- Task directions: Every line that contains "Front" counts once; give the total number of such lines, with no other words.

- Input material:
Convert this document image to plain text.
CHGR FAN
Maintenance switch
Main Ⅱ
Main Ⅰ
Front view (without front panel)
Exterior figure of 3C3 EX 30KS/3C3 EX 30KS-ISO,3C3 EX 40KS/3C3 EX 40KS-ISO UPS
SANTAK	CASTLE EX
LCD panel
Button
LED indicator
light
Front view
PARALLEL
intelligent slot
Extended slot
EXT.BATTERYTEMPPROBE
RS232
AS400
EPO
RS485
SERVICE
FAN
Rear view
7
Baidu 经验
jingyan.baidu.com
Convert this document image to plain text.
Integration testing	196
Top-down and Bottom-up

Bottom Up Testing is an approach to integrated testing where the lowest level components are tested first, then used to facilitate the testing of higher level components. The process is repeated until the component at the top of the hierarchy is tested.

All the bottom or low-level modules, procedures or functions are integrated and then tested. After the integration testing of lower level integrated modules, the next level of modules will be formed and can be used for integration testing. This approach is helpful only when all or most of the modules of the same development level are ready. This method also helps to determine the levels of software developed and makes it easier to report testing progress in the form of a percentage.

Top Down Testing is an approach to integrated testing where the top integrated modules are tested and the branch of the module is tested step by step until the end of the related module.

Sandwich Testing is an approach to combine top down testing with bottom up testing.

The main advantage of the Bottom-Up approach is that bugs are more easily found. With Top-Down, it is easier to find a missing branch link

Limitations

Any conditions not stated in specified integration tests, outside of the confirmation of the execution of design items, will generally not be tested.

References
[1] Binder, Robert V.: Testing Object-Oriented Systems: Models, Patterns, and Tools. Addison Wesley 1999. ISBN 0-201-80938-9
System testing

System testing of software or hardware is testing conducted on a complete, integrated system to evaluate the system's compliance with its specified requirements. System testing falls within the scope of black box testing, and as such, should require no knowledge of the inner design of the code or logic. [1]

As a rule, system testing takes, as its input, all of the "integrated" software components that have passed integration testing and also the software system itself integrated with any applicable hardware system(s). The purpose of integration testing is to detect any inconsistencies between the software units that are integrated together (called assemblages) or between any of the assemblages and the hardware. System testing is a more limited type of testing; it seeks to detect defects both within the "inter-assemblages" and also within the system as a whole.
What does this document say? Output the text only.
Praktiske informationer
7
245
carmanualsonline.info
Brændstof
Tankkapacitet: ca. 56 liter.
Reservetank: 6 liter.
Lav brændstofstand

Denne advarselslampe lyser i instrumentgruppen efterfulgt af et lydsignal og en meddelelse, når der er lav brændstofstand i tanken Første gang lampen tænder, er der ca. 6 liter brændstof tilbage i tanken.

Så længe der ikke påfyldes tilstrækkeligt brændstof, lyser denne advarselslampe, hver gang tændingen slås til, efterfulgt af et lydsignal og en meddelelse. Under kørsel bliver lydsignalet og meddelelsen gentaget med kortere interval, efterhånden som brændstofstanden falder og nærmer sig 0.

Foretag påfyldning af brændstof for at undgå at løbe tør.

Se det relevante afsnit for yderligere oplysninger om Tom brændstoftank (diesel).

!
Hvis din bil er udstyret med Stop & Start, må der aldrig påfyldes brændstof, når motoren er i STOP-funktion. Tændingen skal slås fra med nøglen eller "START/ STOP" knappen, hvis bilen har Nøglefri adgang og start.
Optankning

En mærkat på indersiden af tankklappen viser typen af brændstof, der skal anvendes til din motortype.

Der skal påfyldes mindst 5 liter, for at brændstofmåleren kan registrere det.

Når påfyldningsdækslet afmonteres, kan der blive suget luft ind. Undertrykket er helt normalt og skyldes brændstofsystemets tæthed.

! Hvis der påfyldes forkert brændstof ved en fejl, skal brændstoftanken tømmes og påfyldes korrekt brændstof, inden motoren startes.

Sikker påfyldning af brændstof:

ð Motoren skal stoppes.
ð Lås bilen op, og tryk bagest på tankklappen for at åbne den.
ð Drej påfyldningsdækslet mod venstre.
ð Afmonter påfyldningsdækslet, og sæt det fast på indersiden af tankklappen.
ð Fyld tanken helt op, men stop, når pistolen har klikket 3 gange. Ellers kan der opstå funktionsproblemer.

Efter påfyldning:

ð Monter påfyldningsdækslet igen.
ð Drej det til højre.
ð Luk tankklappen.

- Worked answer: 2